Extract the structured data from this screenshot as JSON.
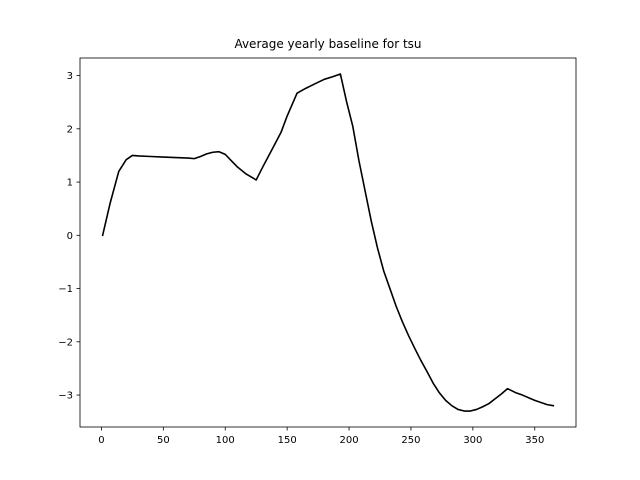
{
  "chart_data": {
    "type": "line",
    "title": "Average yearly baseline for tsu",
    "xlabel": "",
    "ylabel": "",
    "xlim": [
      -17.3,
      383.3
    ],
    "ylim": [
      -3.6,
      3.33
    ],
    "x_ticks": [
      0,
      50,
      100,
      150,
      200,
      250,
      300,
      350
    ],
    "x_tick_labels": [
      "0",
      "50",
      "100",
      "150",
      "200",
      "250",
      "300",
      "350"
    ],
    "y_ticks": [
      3,
      2,
      1,
      0,
      -1,
      -2,
      -3
    ],
    "y_tick_labels": [
      "3",
      "2",
      "1",
      "0",
      "−1",
      "−2",
      "−3"
    ],
    "grid": false,
    "line_color": "#000000",
    "series": [
      {
        "x": [
          1,
          7,
          14,
          20,
          25,
          30,
          40,
          50,
          60,
          70,
          75,
          80,
          85,
          90,
          95,
          100,
          105,
          110,
          117,
          125,
          130,
          138,
          145,
          150,
          158,
          165,
          172,
          180,
          187,
          193,
          198,
          203,
          208,
          213,
          218,
          223,
          228,
          233,
          238,
          243,
          248,
          253,
          258,
          263,
          268,
          273,
          278,
          283,
          288,
          293,
          298,
          303,
          308,
          313,
          318,
          323,
          328,
          335,
          340,
          345,
          350,
          355,
          360,
          365
        ],
        "y": [
          0.0,
          0.6,
          1.2,
          1.42,
          1.5,
          1.49,
          1.48,
          1.47,
          1.46,
          1.45,
          1.44,
          1.48,
          1.53,
          1.56,
          1.57,
          1.52,
          1.4,
          1.28,
          1.15,
          1.04,
          1.27,
          1.62,
          1.93,
          2.24,
          2.67,
          2.76,
          2.84,
          2.93,
          2.98,
          3.03,
          2.51,
          2.05,
          1.4,
          0.83,
          0.26,
          -0.24,
          -0.67,
          -1.0,
          -1.33,
          -1.62,
          -1.88,
          -2.12,
          -2.35,
          -2.56,
          -2.78,
          -2.96,
          -3.1,
          -3.2,
          -3.27,
          -3.3,
          -3.3,
          -3.27,
          -3.22,
          -3.16,
          -3.07,
          -2.98,
          -2.88,
          -2.96,
          -3.0,
          -3.05,
          -3.1,
          -3.14,
          -3.18,
          -3.2
        ]
      }
    ]
  }
}
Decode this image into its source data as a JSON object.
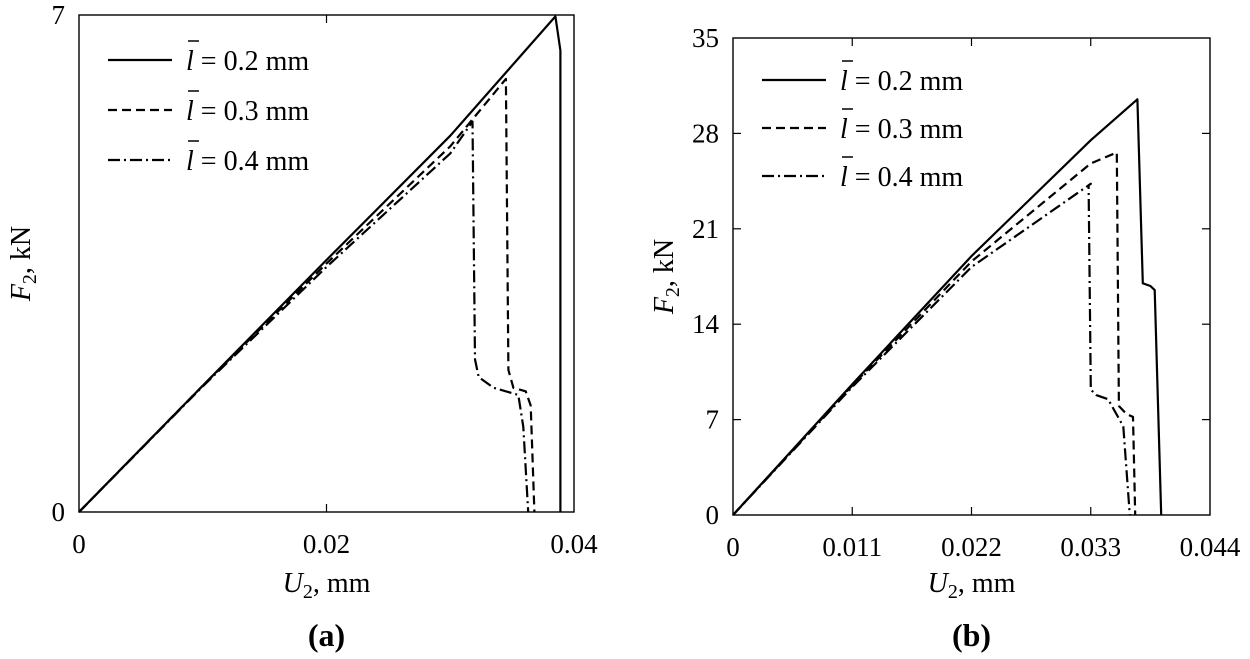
{
  "chart_data": [
    {
      "type": "line",
      "panel_label": "(a)",
      "xlabel": {
        "symbol": "U",
        "subscript": "2",
        "unit": ", mm"
      },
      "ylabel": {
        "symbol": "F",
        "subscript": "2",
        "unit": ", kN"
      },
      "xlim": [
        0,
        0.04
      ],
      "ylim": [
        0,
        7
      ],
      "xticks": [
        0,
        0.02,
        0.04
      ],
      "xtick_labels": [
        "0",
        "0.02",
        "0.04"
      ],
      "yticks": [
        0,
        7
      ],
      "ytick_labels": [
        "0",
        "7"
      ],
      "grid": false,
      "legend_position": "top-left",
      "series": [
        {
          "name": "l̄ = 0.2 mm",
          "legend_symbol": "l",
          "legend_text": " = 0.2 mm",
          "style": "solid",
          "x": [
            0,
            0.01,
            0.02,
            0.03,
            0.0385,
            0.0389,
            0.0389
          ],
          "y": [
            0,
            1.78,
            3.55,
            5.3,
            6.98,
            6.5,
            0
          ]
        },
        {
          "name": "l̄ = 0.3 mm",
          "legend_symbol": "l",
          "legend_text": " = 0.3 mm",
          "style": "dashed",
          "x": [
            0,
            0.01,
            0.02,
            0.03,
            0.0345,
            0.0347,
            0.0351,
            0.0361,
            0.0365,
            0.0368
          ],
          "y": [
            0,
            1.78,
            3.5,
            5.15,
            6.1,
            2.0,
            1.75,
            1.7,
            1.5,
            0
          ]
        },
        {
          "name": "l̄ = 0.4 mm",
          "legend_symbol": "l",
          "legend_text": " = 0.4 mm",
          "style": "dashdot",
          "x": [
            0,
            0.01,
            0.02,
            0.03,
            0.0318,
            0.032,
            0.0323,
            0.0335,
            0.0355,
            0.0359,
            0.0363
          ],
          "y": [
            0,
            1.77,
            3.45,
            5.05,
            5.5,
            2.15,
            1.9,
            1.75,
            1.65,
            1.2,
            0
          ]
        }
      ]
    },
    {
      "type": "line",
      "panel_label": "(b)",
      "xlabel": {
        "symbol": "U",
        "subscript": "2",
        "unit": ", mm"
      },
      "ylabel": {
        "symbol": "F",
        "subscript": "2",
        "unit": ", kN"
      },
      "xlim": [
        0,
        0.044
      ],
      "ylim": [
        0,
        35
      ],
      "xticks": [
        0,
        0.011,
        0.022,
        0.033,
        0.044
      ],
      "xtick_labels": [
        "0",
        "0.011",
        "0.022",
        "0.033",
        "0.044"
      ],
      "yticks": [
        0,
        7,
        14,
        21,
        28,
        35
      ],
      "ytick_labels": [
        "0",
        "7",
        "14",
        "21",
        "28",
        "35"
      ],
      "grid": false,
      "legend_position": "top-left",
      "series": [
        {
          "name": "l̄ = 0.2 mm",
          "legend_symbol": "l",
          "legend_text": " = 0.2 mm",
          "style": "solid",
          "x": [
            0,
            0.011,
            0.022,
            0.033,
            0.0373,
            0.0378,
            0.0385,
            0.0389,
            0.0395
          ],
          "y": [
            0,
            9.6,
            19.0,
            27.5,
            30.5,
            17.0,
            16.8,
            16.5,
            0
          ]
        },
        {
          "name": "l̄ = 0.3 mm",
          "legend_symbol": "l",
          "legend_text": " = 0.3 mm",
          "style": "dashed",
          "x": [
            0,
            0.011,
            0.022,
            0.033,
            0.0354,
            0.0356,
            0.0363,
            0.0369,
            0.0371
          ],
          "y": [
            0,
            9.5,
            18.6,
            25.8,
            26.6,
            8.0,
            7.4,
            7.2,
            0
          ]
        },
        {
          "name": "l̄ = 0.4 mm",
          "legend_symbol": "l",
          "legend_text": " = 0.4 mm",
          "style": "dashdot",
          "x": [
            0,
            0.011,
            0.022,
            0.033,
            0.0328,
            0.033,
            0.0335,
            0.0346,
            0.036,
            0.0366
          ],
          "y": [
            0,
            9.4,
            18.2,
            24.3,
            24.2,
            9.2,
            8.8,
            8.5,
            6.5,
            0
          ]
        }
      ]
    }
  ]
}
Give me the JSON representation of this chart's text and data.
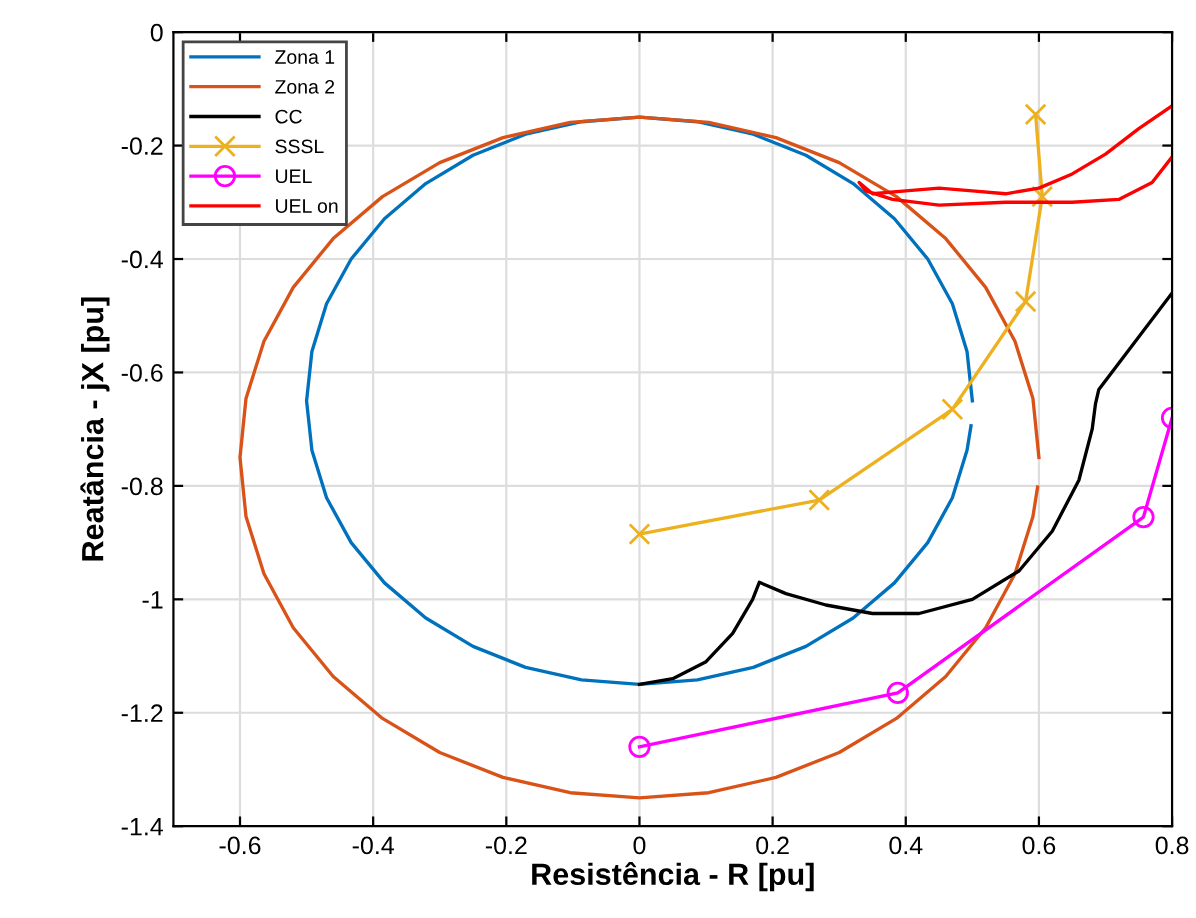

#####

**The exercise:**
Your task is to reproduce all of the material exactly. The pictures stay out.

**Worked answer:**
Extract the structured data from this screenshot as JSON.
{
  "chart_data": {
    "type": "line",
    "title": "Average yearly baseline for tsu",
    "xlabel": "",
    "ylabel": "",
    "xlim": [
      -17.3,
      383.3
    ],
    "ylim": [
      -3.6,
      3.33
    ],
    "x_ticks": [
      0,
      50,
      100,
      150,
      200,
      250,
      300,
      350
    ],
    "x_tick_labels": [
      "0",
      "50",
      "100",
      "150",
      "200",
      "250",
      "300",
      "350"
    ],
    "y_ticks": [
      3,
      2,
      1,
      0,
      -1,
      -2,
      -3
    ],
    "y_tick_labels": [
      "3",
      "2",
      "1",
      "0",
      "−1",
      "−2",
      "−3"
    ],
    "grid": false,
    "line_color": "#000000",
    "series": [
      {
        "x": [
          1,
          7,
          14,
          20,
          25,
          30,
          40,
          50,
          60,
          70,
          75,
          80,
          85,
          90,
          95,
          100,
          105,
          110,
          117,
          125,
          130,
          138,
          145,
          150,
          158,
          165,
          172,
          180,
          187,
          193,
          198,
          203,
          208,
          213,
          218,
          223,
          228,
          233,
          238,
          243,
          248,
          253,
          258,
          263,
          268,
          273,
          278,
          283,
          288,
          293,
          298,
          303,
          308,
          313,
          318,
          323,
          328,
          335,
          340,
          345,
          350,
          355,
          360,
          365
        ],
        "y": [
          0.0,
          0.6,
          1.2,
          1.42,
          1.5,
          1.49,
          1.48,
          1.47,
          1.46,
          1.45,
          1.44,
          1.48,
          1.53,
          1.56,
          1.57,
          1.52,
          1.4,
          1.28,
          1.15,
          1.04,
          1.27,
          1.62,
          1.93,
          2.24,
          2.67,
          2.76,
          2.84,
          2.93,
          2.98,
          3.03,
          2.51,
          2.05,
          1.4,
          0.83,
          0.26,
          -0.24,
          -0.67,
          -1.0,
          -1.33,
          -1.62,
          -1.88,
          -2.12,
          -2.35,
          -2.56,
          -2.78,
          -2.96,
          -3.1,
          -3.2,
          -3.27,
          -3.3,
          -3.3,
          -3.27,
          -3.22,
          -3.16,
          -3.07,
          -2.98,
          -2.88,
          -2.96,
          -3.0,
          -3.05,
          -3.1,
          -3.14,
          -3.18,
          -3.2
        ]
      }
    ]
  }
}
Decode this image into its source data as a JSON object.
{
  "chart_data": [
    {
      "type": "line",
      "panel_label": "(a)",
      "xlabel": {
        "symbol": "U",
        "subscript": "2",
        "unit": ", mm"
      },
      "ylabel": {
        "symbol": "F",
        "subscript": "2",
        "unit": ", kN"
      },
      "xlim": [
        0,
        0.04
      ],
      "ylim": [
        0,
        7
      ],
      "xticks": [
        0,
        0.02,
        0.04
      ],
      "xtick_labels": [
        "0",
        "0.02",
        "0.04"
      ],
      "yticks": [
        0,
        7
      ],
      "ytick_labels": [
        "0",
        "7"
      ],
      "grid": false,
      "legend_position": "top-left",
      "series": [
        {
          "name": "l̄ = 0.2 mm",
          "legend_symbol": "l",
          "legend_text": " = 0.2 mm",
          "style": "solid",
          "x": [
            0,
            0.01,
            0.02,
            0.03,
            0.0385,
            0.0389,
            0.0389
          ],
          "y": [
            0,
            1.78,
            3.55,
            5.3,
            6.98,
            6.5,
            0
          ]
        },
        {
          "name": "l̄ = 0.3 mm",
          "legend_symbol": "l",
          "legend_text": " = 0.3 mm",
          "style": "dashed",
          "x": [
            0,
            0.01,
            0.02,
            0.03,
            0.0345,
            0.0347,
            0.0351,
            0.0361,
            0.0365,
            0.0368
          ],
          "y": [
            0,
            1.78,
            3.5,
            5.15,
            6.1,
            2.0,
            1.75,
            1.7,
            1.5,
            0
          ]
        },
        {
          "name": "l̄ = 0.4 mm",
          "legend_symbol": "l",
          "legend_text": " = 0.4 mm",
          "style": "dashdot",
          "x": [
            0,
            0.01,
            0.02,
            0.03,
            0.0318,
            0.032,
            0.0323,
            0.0335,
            0.0355,
            0.0359,
            0.0363
          ],
          "y": [
            0,
            1.77,
            3.45,
            5.05,
            5.5,
            2.15,
            1.9,
            1.75,
            1.65,
            1.2,
            0
          ]
        }
      ]
    },
    {
      "type": "line",
      "panel_label": "(b)",
      "xlabel": {
        "symbol": "U",
        "subscript": "2",
        "unit": ", mm"
      },
      "ylabel": {
        "symbol": "F",
        "subscript": "2",
        "unit": ", kN"
      },
      "xlim": [
        0,
        0.044
      ],
      "ylim": [
        0,
        35
      ],
      "xticks": [
        0,
        0.011,
        0.022,
        0.033,
        0.044
      ],
      "xtick_labels": [
        "0",
        "0.011",
        "0.022",
        "0.033",
        "0.044"
      ],
      "yticks": [
        0,
        7,
        14,
        21,
        28,
        35
      ],
      "ytick_labels": [
        "0",
        "7",
        "14",
        "21",
        "28",
        "35"
      ],
      "grid": false,
      "legend_position": "top-left",
      "series": [
        {
          "name": "l̄ = 0.2 mm",
          "legend_symbol": "l",
          "legend_text": " = 0.2 mm",
          "style": "solid",
          "x": [
            0,
            0.011,
            0.022,
            0.033,
            0.0373,
            0.0378,
            0.0385,
            0.0389,
            0.0395
          ],
          "y": [
            0,
            9.6,
            19.0,
            27.5,
            30.5,
            17.0,
            16.8,
            16.5,
            0
          ]
        },
        {
          "name": "l̄ = 0.3 mm",
          "legend_symbol": "l",
          "legend_text": " = 0.3 mm",
          "style": "dashed",
          "x": [
            0,
            0.011,
            0.022,
            0.033,
            0.0354,
            0.0356,
            0.0363,
            0.0369,
            0.0371
          ],
          "y": [
            0,
            9.5,
            18.6,
            25.8,
            26.6,
            8.0,
            7.4,
            7.2,
            0
          ]
        },
        {
          "name": "l̄ = 0.4 mm",
          "legend_symbol": "l",
          "legend_text": " = 0.4 mm",
          "style": "dashdot",
          "x": [
            0,
            0.011,
            0.022,
            0.033,
            0.0328,
            0.033,
            0.0335,
            0.0346,
            0.036,
            0.0366
          ],
          "y": [
            0,
            9.4,
            18.2,
            24.3,
            24.2,
            9.2,
            8.8,
            8.5,
            6.5,
            0
          ]
        }
      ]
    }
  ]
}
Give me the JSON representation of this chart's text and data.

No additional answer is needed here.